# [THE RECORDS]
##############################

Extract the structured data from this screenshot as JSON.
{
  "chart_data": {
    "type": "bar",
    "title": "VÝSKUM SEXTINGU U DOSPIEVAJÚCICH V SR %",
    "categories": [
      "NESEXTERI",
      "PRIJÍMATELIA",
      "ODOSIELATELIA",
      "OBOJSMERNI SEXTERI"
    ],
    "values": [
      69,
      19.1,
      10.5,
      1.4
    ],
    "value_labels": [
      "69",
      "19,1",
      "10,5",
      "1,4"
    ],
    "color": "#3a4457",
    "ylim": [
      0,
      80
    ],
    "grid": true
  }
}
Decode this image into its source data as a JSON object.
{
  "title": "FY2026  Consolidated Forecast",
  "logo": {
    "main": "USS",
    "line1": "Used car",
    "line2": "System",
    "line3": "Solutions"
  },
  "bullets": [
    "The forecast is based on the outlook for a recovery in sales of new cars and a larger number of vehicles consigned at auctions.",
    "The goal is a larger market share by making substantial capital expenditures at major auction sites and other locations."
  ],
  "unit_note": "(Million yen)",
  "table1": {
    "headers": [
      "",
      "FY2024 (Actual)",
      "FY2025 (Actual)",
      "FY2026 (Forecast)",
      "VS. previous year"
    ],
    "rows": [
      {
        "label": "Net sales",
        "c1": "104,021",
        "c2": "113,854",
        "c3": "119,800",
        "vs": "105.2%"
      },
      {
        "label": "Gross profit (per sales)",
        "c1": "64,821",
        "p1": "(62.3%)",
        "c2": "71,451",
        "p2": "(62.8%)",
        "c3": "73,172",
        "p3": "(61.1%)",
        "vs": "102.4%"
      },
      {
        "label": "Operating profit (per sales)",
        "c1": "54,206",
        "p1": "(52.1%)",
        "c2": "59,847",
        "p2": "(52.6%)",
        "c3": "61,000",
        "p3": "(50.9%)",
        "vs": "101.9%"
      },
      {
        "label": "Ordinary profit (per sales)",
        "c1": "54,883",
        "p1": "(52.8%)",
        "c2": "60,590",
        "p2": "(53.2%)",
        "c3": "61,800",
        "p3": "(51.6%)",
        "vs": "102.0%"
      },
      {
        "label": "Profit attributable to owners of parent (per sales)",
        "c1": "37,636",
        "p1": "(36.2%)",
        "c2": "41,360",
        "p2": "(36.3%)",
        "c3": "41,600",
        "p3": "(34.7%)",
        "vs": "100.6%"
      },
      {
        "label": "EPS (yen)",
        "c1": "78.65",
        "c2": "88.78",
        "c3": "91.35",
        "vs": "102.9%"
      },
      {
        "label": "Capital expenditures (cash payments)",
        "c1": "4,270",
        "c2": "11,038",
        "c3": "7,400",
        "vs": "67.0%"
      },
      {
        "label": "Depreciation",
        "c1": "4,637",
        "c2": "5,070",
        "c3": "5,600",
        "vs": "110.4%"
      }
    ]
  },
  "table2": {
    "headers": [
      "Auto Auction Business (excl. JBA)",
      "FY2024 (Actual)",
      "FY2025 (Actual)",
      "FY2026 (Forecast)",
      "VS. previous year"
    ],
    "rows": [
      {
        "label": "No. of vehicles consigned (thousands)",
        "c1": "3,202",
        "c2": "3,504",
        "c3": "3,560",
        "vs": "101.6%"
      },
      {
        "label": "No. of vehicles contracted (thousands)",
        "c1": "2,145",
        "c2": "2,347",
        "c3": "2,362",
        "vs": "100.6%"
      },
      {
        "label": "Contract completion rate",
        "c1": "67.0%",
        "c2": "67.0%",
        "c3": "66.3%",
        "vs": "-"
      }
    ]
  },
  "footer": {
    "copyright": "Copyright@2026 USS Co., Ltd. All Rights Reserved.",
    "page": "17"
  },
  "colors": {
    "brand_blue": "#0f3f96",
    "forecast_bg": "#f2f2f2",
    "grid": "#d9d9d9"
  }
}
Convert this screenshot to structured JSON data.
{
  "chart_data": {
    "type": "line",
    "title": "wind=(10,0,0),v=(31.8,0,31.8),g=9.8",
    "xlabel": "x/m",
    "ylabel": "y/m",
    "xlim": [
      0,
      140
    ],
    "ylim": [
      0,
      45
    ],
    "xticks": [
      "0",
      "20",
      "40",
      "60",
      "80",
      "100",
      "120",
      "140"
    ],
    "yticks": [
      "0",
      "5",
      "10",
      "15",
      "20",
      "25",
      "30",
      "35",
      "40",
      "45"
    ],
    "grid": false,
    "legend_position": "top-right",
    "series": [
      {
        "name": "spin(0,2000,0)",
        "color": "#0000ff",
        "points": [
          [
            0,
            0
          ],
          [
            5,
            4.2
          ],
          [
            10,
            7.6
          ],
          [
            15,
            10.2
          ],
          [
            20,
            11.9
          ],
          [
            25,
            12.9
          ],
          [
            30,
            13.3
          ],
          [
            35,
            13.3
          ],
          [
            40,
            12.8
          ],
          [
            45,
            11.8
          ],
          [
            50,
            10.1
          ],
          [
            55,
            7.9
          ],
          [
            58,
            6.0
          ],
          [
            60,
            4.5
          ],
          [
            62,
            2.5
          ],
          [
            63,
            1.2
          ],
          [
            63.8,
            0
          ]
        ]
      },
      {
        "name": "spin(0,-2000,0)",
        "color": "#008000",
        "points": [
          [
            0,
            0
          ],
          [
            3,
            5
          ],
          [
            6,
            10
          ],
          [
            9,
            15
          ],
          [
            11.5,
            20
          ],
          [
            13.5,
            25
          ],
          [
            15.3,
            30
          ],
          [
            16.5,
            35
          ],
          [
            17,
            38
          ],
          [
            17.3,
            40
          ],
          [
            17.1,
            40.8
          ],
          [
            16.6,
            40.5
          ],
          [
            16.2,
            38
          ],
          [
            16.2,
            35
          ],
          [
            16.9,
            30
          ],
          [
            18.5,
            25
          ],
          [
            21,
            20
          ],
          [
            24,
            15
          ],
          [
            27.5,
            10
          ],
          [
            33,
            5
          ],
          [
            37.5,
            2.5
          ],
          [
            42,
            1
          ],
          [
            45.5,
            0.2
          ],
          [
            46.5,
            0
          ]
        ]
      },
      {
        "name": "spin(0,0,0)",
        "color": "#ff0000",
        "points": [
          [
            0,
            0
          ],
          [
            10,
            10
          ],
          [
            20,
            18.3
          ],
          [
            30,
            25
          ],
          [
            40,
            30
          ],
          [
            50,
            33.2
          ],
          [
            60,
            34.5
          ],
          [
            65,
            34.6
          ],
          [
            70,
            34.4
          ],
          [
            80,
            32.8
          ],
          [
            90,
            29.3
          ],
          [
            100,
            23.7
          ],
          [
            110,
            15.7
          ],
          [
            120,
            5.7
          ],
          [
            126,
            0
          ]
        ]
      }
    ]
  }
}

##############################

# [YOUR TASK]
Write every entry out again exactly.

# [CORRECT RESULT]
Extract the structured data from this screenshot as JSON.
{
  "chart_data": {
    "type": "bar",
    "title": "VÝSKUM SEXTINGU U DOSPIEVAJÚCICH V SR %",
    "categories": [
      "NESEXTERI",
      "PRIJÍMATELIA",
      "ODOSIELATELIA",
      "OBOJSMERNI SEXTERI"
    ],
    "values": [
      69,
      19.1,
      10.5,
      1.4
    ],
    "value_labels": [
      "69",
      "19,1",
      "10,5",
      "1,4"
    ],
    "color": "#3a4457",
    "ylim": [
      0,
      80
    ],
    "grid": true
  }
}
Decode this image into its source data as a JSON object.
{
  "title": "FY2026  Consolidated Forecast",
  "logo": {
    "main": "USS",
    "line1": "Used car",
    "line2": "System",
    "line3": "Solutions"
  },
  "bullets": [
    "The forecast is based on the outlook for a recovery in sales of new cars and a larger number of vehicles consigned at auctions.",
    "The goal is a larger market share by making substantial capital expenditures at major auction sites and other locations."
  ],
  "unit_note": "(Million yen)",
  "table1": {
    "headers": [
      "",
      "FY2024 (Actual)",
      "FY2025 (Actual)",
      "FY2026 (Forecast)",
      "VS. previous year"
    ],
    "rows": [
      {
        "label": "Net sales",
        "c1": "104,021",
        "c2": "113,854",
        "c3": "119,800",
        "vs": "105.2%"
      },
      {
        "label": "Gross profit (per sales)",
        "c1": "64,821",
        "p1": "(62.3%)",
        "c2": "71,451",
        "p2": "(62.8%)",
        "c3": "73,172",
        "p3": "(61.1%)",
        "vs": "102.4%"
      },
      {
        "label": "Operating profit (per sales)",
        "c1": "54,206",
        "p1": "(52.1%)",
        "c2": "59,847",
        "p2": "(52.6%)",
        "c3": "61,000",
        "p3": "(50.9%)",
        "vs": "101.9%"
      },
      {
        "label": "Ordinary profit (per sales)",
        "c1": "54,883",
        "p1": "(52.8%)",
        "c2": "60,590",
        "p2": "(53.2%)",
        "c3": "61,800",
        "p3": "(51.6%)",
        "vs": "102.0%"
      },
      {
        "label": "Profit attributable to owners of parent (per sales)",
        "c1": "37,636",
        "p1": "(36.2%)",
        "c2": "41,360",
        "p2": "(36.3%)",
        "c3": "41,600",
        "p3": "(34.7%)",
        "vs": "100.6%"
      },
      {
        "label": "EPS (yen)",
        "c1": "78.65",
        "c2": "88.78",
        "c3": "91.35",
        "vs": "102.9%"
      },
      {
        "label": "Capital expenditures (cash payments)",
        "c1": "4,270",
        "c2": "11,038",
        "c3": "7,400",
        "vs": "67.0%"
      },
      {
        "label": "Depreciation",
        "c1": "4,637",
        "c2": "5,070",
        "c3": "5,600",
        "vs": "110.4%"
      }
    ]
  },
  "table2": {
    "headers": [
      "Auto Auction Business (excl. JBA)",
      "FY2024 (Actual)",
      "FY2025 (Actual)",
      "FY2026 (Forecast)",
      "VS. previous year"
    ],
    "rows": [
      {
        "label": "No. of vehicles consigned (thousands)",
        "c1": "3,202",
        "c2": "3,504",
        "c3": "3,560",
        "vs": "101.6%"
      },
      {
        "label": "No. of vehicles contracted (thousands)",
        "c1": "2,145",
        "c2": "2,347",
        "c3": "2,362",
        "vs": "100.6%"
      },
      {
        "label": "Contract completion rate",
        "c1": "67.0%",
        "c2": "67.0%",
        "c3": "66.3%",
        "vs": "-"
      }
    ]
  },
  "footer": {
    "copyright": "Copyright@2026 USS Co., Ltd. All Rights Reserved.",
    "page": "17"
  },
  "colors": {
    "brand_blue": "#0f3f96",
    "forecast_bg": "#f2f2f2",
    "grid": "#d9d9d9"
  }
}
Convert this screenshot to structured JSON data.
{
  "chart_data": {
    "type": "line",
    "title": "wind=(10,0,0),v=(31.8,0,31.8),g=9.8",
    "xlabel": "x/m",
    "ylabel": "y/m",
    "xlim": [
      0,
      140
    ],
    "ylim": [
      0,
      45
    ],
    "xticks": [
      "0",
      "20",
      "40",
      "60",
      "80",
      "100",
      "120",
      "140"
    ],
    "yticks": [
      "0",
      "5",
      "10",
      "15",
      "20",
      "25",
      "30",
      "35",
      "40",
      "45"
    ],
    "grid": false,
    "legend_position": "top-right",
    "series": [
      {
        "name": "spin(0,2000,0)",
        "color": "#0000ff",
        "points": [
          [
            0,
            0
          ],
          [
            5,
            4.2
          ],
          [
            10,
            7.6
          ],
          [
            15,
            10.2
          ],
          [
            20,
            11.9
          ],
          [
            25,
            12.9
          ],
          [
            30,
            13.3
          ],
          [
            35,
            13.3
          ],
          [
            40,
            12.8
          ],
          [
            45,
            11.8
          ],
          [
            50,
            10.1
          ],
          [
            55,
            7.9
          ],
          [
            58,
            6.0
          ],
          [
            60,
            4.5
          ],
          [
            62,
            2.5
          ],
          [
            63,
            1.2
          ],
          [
            63.8,
            0
          ]
        ]
      },
      {
        "name": "spin(0,-2000,0)",
        "color": "#008000",
        "points": [
          [
            0,
            0
          ],
          [
            3,
            5
          ],
          [
            6,
            10
          ],
          [
            9,
            15
          ],
          [
            11.5,
            20
          ],
          [
            13.5,
            25
          ],
          [
            15.3,
            30
          ],
          [
            16.5,
            35
          ],
          [
            17,
            38
          ],
          [
            17.3,
            40
          ],
          [
            17.1,
            40.8
          ],
          [
            16.6,
            40.5
          ],
          [
            16.2,
            38
          ],
          [
            16.2,
            35
          ],
          [
            16.9,
            30
          ],
          [
            18.5,
            25
          ],
          [
            21,
            20
          ],
          [
            24,
            15
          ],
          [
            27.5,
            10
          ],
          [
            33,
            5
          ],
          [
            37.5,
            2.5
          ],
          [
            42,
            1
          ],
          [
            45.5,
            0.2
          ],
          [
            46.5,
            0
          ]
        ]
      },
      {
        "name": "spin(0,0,0)",
        "color": "#ff0000",
        "points": [
          [
            0,
            0
          ],
          [
            10,
            10
          ],
          [
            20,
            18.3
          ],
          [
            30,
            25
          ],
          [
            40,
            30
          ],
          [
            50,
            33.2
          ],
          [
            60,
            34.5
          ],
          [
            65,
            34.6
          ],
          [
            70,
            34.4
          ],
          [
            80,
            32.8
          ],
          [
            90,
            29.3
          ],
          [
            100,
            23.7
          ],
          [
            110,
            15.7
          ],
          [
            120,
            5.7
          ],
          [
            126,
            0
          ]
        ]
      }
    ]
  }
}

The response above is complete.